+++ Material for this task +++

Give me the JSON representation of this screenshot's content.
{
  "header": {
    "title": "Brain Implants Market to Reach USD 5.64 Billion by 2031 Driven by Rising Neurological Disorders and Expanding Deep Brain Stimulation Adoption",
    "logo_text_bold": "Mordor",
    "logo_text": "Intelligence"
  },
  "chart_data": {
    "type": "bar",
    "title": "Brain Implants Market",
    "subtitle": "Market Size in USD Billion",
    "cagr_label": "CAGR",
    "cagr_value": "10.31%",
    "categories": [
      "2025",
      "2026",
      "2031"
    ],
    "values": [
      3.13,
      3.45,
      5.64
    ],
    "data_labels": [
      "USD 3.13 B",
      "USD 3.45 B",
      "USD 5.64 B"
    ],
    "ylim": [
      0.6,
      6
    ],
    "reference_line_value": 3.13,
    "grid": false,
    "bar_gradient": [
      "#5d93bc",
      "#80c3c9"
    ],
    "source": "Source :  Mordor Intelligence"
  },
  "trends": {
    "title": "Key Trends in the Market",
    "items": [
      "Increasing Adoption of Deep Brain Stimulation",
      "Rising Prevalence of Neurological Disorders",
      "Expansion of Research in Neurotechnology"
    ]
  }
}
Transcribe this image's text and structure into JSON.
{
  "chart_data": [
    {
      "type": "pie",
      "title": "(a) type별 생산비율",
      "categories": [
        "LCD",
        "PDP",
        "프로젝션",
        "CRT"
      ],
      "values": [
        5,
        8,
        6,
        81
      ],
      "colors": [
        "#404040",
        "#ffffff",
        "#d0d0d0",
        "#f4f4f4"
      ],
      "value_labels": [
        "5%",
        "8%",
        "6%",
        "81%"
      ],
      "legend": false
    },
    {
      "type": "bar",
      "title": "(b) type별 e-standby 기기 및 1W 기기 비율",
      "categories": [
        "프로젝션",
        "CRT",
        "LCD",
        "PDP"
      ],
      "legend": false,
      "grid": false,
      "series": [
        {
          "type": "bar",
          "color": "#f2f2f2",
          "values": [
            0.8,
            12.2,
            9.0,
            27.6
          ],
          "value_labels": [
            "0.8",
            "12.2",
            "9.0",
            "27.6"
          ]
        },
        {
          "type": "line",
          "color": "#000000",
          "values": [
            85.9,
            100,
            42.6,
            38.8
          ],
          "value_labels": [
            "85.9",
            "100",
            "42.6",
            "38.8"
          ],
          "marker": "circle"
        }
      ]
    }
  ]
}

+++

• Exercise: Restate the data above word for word.

• Solution below:
Give me the JSON representation of this screenshot's content.
{
  "header": {
    "title": "Brain Implants Market to Reach USD 5.64 Billion by 2031 Driven by Rising Neurological Disorders and Expanding Deep Brain Stimulation Adoption",
    "logo_text_bold": "Mordor",
    "logo_text": "Intelligence"
  },
  "chart_data": {
    "type": "bar",
    "title": "Brain Implants Market",
    "subtitle": "Market Size in USD Billion",
    "cagr_label": "CAGR",
    "cagr_value": "10.31%",
    "categories": [
      "2025",
      "2026",
      "2031"
    ],
    "values": [
      3.13,
      3.45,
      5.64
    ],
    "data_labels": [
      "USD 3.13 B",
      "USD 3.45 B",
      "USD 5.64 B"
    ],
    "ylim": [
      0.6,
      6
    ],
    "reference_line_value": 3.13,
    "grid": false,
    "bar_gradient": [
      "#5d93bc",
      "#80c3c9"
    ],
    "source": "Source :  Mordor Intelligence"
  },
  "trends": {
    "title": "Key Trends in the Market",
    "items": [
      "Increasing Adoption of Deep Brain Stimulation",
      "Rising Prevalence of Neurological Disorders",
      "Expansion of Research in Neurotechnology"
    ]
  }
}
Transcribe this image's text and structure into JSON.
{
  "chart_data": [
    {
      "type": "pie",
      "title": "(a) type별 생산비율",
      "categories": [
        "LCD",
        "PDP",
        "프로젝션",
        "CRT"
      ],
      "values": [
        5,
        8,
        6,
        81
      ],
      "colors": [
        "#404040",
        "#ffffff",
        "#d0d0d0",
        "#f4f4f4"
      ],
      "value_labels": [
        "5%",
        "8%",
        "6%",
        "81%"
      ],
      "legend": false
    },
    {
      "type": "bar",
      "title": "(b) type별 e-standby 기기 및 1W 기기 비율",
      "categories": [
        "프로젝션",
        "CRT",
        "LCD",
        "PDP"
      ],
      "legend": false,
      "grid": false,
      "series": [
        {
          "type": "bar",
          "color": "#f2f2f2",
          "values": [
            0.8,
            12.2,
            9.0,
            27.6
          ],
          "value_labels": [
            "0.8",
            "12.2",
            "9.0",
            "27.6"
          ]
        },
        {
          "type": "line",
          "color": "#000000",
          "values": [
            85.9,
            100,
            42.6,
            38.8
          ],
          "value_labels": [
            "85.9",
            "100",
            "42.6",
            "38.8"
          ],
          "marker": "circle"
        }
      ]
    }
  ]
}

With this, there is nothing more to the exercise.